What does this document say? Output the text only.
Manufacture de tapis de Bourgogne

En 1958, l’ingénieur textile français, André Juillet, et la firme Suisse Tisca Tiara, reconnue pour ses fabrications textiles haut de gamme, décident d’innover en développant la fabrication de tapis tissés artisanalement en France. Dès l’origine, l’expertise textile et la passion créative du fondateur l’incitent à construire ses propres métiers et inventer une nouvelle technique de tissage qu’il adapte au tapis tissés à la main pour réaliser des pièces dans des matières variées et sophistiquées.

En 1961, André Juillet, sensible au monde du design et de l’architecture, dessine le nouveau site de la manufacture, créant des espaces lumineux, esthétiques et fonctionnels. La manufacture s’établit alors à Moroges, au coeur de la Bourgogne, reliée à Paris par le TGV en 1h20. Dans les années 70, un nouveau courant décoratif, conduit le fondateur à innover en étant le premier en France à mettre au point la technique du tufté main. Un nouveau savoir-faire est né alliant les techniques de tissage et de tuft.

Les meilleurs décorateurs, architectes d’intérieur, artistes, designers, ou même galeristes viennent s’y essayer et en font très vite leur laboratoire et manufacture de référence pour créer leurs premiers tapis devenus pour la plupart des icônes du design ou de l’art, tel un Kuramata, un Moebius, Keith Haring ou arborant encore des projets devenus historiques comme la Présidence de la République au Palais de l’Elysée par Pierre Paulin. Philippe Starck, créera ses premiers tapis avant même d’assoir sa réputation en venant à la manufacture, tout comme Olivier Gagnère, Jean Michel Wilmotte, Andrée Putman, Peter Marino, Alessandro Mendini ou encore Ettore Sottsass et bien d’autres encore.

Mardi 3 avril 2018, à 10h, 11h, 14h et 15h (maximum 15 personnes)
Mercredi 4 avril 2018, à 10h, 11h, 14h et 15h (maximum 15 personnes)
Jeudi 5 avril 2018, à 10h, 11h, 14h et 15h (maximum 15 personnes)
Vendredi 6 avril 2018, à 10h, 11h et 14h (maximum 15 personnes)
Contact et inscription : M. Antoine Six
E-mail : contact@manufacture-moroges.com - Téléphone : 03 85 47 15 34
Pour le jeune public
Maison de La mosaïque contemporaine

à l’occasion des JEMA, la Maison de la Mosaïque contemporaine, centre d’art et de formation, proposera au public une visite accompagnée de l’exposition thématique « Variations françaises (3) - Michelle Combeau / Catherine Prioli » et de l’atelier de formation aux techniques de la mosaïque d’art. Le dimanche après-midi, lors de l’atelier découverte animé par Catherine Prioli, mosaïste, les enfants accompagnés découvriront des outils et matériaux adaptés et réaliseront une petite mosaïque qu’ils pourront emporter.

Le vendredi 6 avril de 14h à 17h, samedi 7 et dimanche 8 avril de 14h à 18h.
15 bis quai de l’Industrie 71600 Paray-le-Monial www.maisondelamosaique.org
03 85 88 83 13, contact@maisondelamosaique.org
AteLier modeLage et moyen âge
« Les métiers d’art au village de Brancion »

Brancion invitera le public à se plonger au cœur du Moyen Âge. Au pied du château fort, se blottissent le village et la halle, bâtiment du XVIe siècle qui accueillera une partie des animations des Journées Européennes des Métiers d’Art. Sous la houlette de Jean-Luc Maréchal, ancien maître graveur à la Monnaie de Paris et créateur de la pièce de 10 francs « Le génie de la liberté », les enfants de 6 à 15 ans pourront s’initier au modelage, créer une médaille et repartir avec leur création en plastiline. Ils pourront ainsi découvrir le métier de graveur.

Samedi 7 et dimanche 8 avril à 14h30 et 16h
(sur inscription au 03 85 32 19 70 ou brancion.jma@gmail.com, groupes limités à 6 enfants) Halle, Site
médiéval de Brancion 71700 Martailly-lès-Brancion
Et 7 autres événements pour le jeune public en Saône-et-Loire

_GIVEN INSTRUCTION_
From the preceding material, extract every line exactly.

_FULL ANSWER_
What does this document say? Output the text only.
Manufacture de tapis de Bourgogne

En 1958, l’ingénieur textile français, André Juillet, et la firme Suisse Tisca Tiara, reconnue pour ses fabrications textiles haut de gamme, décident d’innover en développant la fabrication de tapis tissés artisanalement en France. Dès l’origine, l’expertise textile et la passion créative du fondateur l’incitent à construire ses propres métiers et inventer une nouvelle technique de tissage qu’il adapte au tapis tissés à la main pour réaliser des pièces dans des matières variées et sophistiquées.

En 1961, André Juillet, sensible au monde du design et de l’architecture, dessine le nouveau site de la manufacture, créant des espaces lumineux, esthétiques et fonctionnels. La manufacture s’établit alors à Moroges, au coeur de la Bourgogne, reliée à Paris par le TGV en 1h20. Dans les années 70, un nouveau courant décoratif, conduit le fondateur à innover en étant le premier en France à mettre au point la technique du tufté main. Un nouveau savoir-faire est né alliant les techniques de tissage et de tuft.

Les meilleurs décorateurs, architectes d’intérieur, artistes, designers, ou même galeristes viennent s’y essayer et en font très vite leur laboratoire et manufacture de référence pour créer leurs premiers tapis devenus pour la plupart des icônes du design ou de l’art, tel un Kuramata, un Moebius, Keith Haring ou arborant encore des projets devenus historiques comme la Présidence de la République au Palais de l’Elysée par Pierre Paulin. Philippe Starck, créera ses premiers tapis avant même d’assoir sa réputation en venant à la manufacture, tout comme Olivier Gagnère, Jean Michel Wilmotte, Andrée Putman, Peter Marino, Alessandro Mendini ou encore Ettore Sottsass et bien d’autres encore.

Mardi 3 avril 2018, à 10h, 11h, 14h et 15h (maximum 15 personnes)
Mercredi 4 avril 2018, à 10h, 11h, 14h et 15h (maximum 15 personnes)
Jeudi 5 avril 2018, à 10h, 11h, 14h et 15h (maximum 15 personnes)
Vendredi 6 avril 2018, à 10h, 11h et 14h (maximum 15 personnes)
Contact et inscription : M. Antoine Six
E-mail : contact@manufacture-moroges.com - Téléphone : 03 85 47 15 34
Pour le jeune public
Maison de La mosaïque contemporaine

à l’occasion des JEMA, la Maison de la Mosaïque contemporaine, centre d’art et de formation, proposera au public une visite accompagnée de l’exposition thématique « Variations françaises (3) - Michelle Combeau / Catherine Prioli » et de l’atelier de formation aux techniques de la mosaïque d’art. Le dimanche après-midi, lors de l’atelier découverte animé par Catherine Prioli, mosaïste, les enfants accompagnés découvriront des outils et matériaux adaptés et réaliseront une petite mosaïque qu’ils pourront emporter.

Le vendredi 6 avril de 14h à 17h, samedi 7 et dimanche 8 avril de 14h à 18h.
15 bis quai de l’Industrie 71600 Paray-le-Monial www.maisondelamosaique.org
03 85 88 83 13, contact@maisondelamosaique.org
AteLier modeLage et moyen âge
« Les métiers d’art au village de Brancion »

Brancion invitera le public à se plonger au cœur du Moyen Âge. Au pied du château fort, se blottissent le village et la halle, bâtiment du XVIe siècle qui accueillera une partie des animations des Journées Européennes des Métiers d’Art. Sous la houlette de Jean-Luc Maréchal, ancien maître graveur à la Monnaie de Paris et créateur de la pièce de 10 francs « Le génie de la liberté », les enfants de 6 à 15 ans pourront s’initier au modelage, créer une médaille et repartir avec leur création en plastiline. Ils pourront ainsi découvrir le métier de graveur.

Samedi 7 et dimanche 8 avril à 14h30 et 16h
(sur inscription au 03 85 32 19 70 ou brancion.jma@gmail.com, groupes limités à 6 enfants) Halle, Site
médiéval de Brancion 71700 Martailly-lès-Brancion
Et 7 autres événements pour le jeune public en Saône-et-Loire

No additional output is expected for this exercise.